TO DO:
Transcribe all of the material exactly. Any picture in it should be left out.

[Saved data entries]
'''

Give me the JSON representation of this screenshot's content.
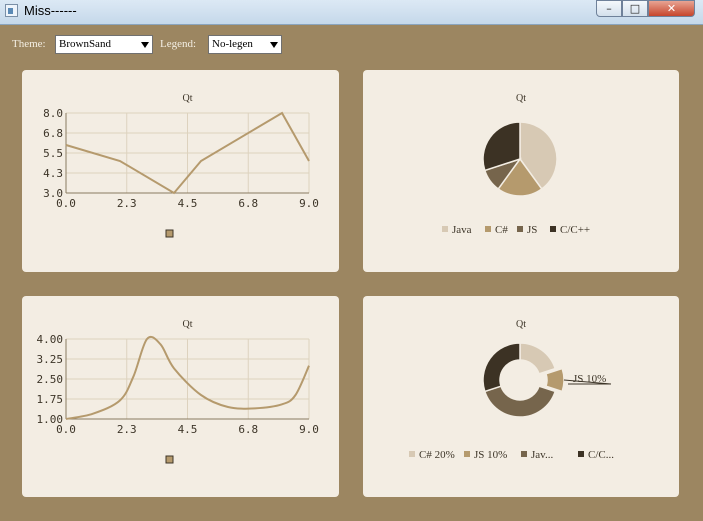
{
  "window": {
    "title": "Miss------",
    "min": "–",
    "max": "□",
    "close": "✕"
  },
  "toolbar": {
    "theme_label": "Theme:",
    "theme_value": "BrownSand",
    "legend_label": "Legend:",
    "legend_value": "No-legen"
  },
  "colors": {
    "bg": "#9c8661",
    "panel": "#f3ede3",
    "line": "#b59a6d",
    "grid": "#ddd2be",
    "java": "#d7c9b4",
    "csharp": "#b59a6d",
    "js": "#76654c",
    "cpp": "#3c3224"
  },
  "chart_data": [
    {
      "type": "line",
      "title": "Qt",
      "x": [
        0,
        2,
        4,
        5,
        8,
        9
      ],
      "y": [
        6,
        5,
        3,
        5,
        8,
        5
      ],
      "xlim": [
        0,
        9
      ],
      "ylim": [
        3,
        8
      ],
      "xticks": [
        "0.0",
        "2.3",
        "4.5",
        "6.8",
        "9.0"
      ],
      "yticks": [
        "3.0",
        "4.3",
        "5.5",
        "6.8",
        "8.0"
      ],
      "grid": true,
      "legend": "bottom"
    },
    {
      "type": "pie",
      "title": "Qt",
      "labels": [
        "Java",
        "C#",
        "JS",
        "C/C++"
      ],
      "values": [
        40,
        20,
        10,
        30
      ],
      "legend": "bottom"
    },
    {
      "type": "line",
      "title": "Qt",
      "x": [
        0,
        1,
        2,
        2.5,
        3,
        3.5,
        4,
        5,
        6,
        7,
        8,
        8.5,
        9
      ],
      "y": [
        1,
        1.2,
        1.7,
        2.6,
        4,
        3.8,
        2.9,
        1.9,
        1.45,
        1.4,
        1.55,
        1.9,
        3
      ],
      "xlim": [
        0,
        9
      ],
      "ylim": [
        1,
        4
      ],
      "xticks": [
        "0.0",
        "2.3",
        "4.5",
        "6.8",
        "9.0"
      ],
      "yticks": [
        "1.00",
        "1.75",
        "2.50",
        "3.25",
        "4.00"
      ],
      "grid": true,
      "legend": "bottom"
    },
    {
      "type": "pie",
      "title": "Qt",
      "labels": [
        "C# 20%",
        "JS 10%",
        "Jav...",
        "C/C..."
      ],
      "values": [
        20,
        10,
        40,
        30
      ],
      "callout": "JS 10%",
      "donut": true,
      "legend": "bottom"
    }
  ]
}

'''

RESPONSE:
Give me the JSON representation of this screenshot's content.
{
  "window": {
    "title": "Miss------",
    "min": "–",
    "max": "□",
    "close": "✕"
  },
  "toolbar": {
    "theme_label": "Theme:",
    "theme_value": "BrownSand",
    "legend_label": "Legend:",
    "legend_value": "No-legen"
  },
  "colors": {
    "bg": "#9c8661",
    "panel": "#f3ede3",
    "line": "#b59a6d",
    "grid": "#ddd2be",
    "java": "#d7c9b4",
    "csharp": "#b59a6d",
    "js": "#76654c",
    "cpp": "#3c3224"
  },
  "chart_data": [
    {
      "type": "line",
      "title": "Qt",
      "x": [
        0,
        2,
        4,
        5,
        8,
        9
      ],
      "y": [
        6,
        5,
        3,
        5,
        8,
        5
      ],
      "xlim": [
        0,
        9
      ],
      "ylim": [
        3,
        8
      ],
      "xticks": [
        "0.0",
        "2.3",
        "4.5",
        "6.8",
        "9.0"
      ],
      "yticks": [
        "3.0",
        "4.3",
        "5.5",
        "6.8",
        "8.0"
      ],
      "grid": true,
      "legend": "bottom"
    },
    {
      "type": "pie",
      "title": "Qt",
      "labels": [
        "Java",
        "C#",
        "JS",
        "C/C++"
      ],
      "values": [
        40,
        20,
        10,
        30
      ],
      "legend": "bottom"
    },
    {
      "type": "line",
      "title": "Qt",
      "x": [
        0,
        1,
        2,
        2.5,
        3,
        3.5,
        4,
        5,
        6,
        7,
        8,
        8.5,
        9
      ],
      "y": [
        1,
        1.2,
        1.7,
        2.6,
        4,
        3.8,
        2.9,
        1.9,
        1.45,
        1.4,
        1.55,
        1.9,
        3
      ],
      "xlim": [
        0,
        9
      ],
      "ylim": [
        1,
        4
      ],
      "xticks": [
        "0.0",
        "2.3",
        "4.5",
        "6.8",
        "9.0"
      ],
      "yticks": [
        "1.00",
        "1.75",
        "2.50",
        "3.25",
        "4.00"
      ],
      "grid": true,
      "legend": "bottom"
    },
    {
      "type": "pie",
      "title": "Qt",
      "labels": [
        "C# 20%",
        "JS 10%",
        "Jav...",
        "C/C..."
      ],
      "values": [
        20,
        10,
        40,
        30
      ],
      "callout": "JS 10%",
      "donut": true,
      "legend": "bottom"
    }
  ]
}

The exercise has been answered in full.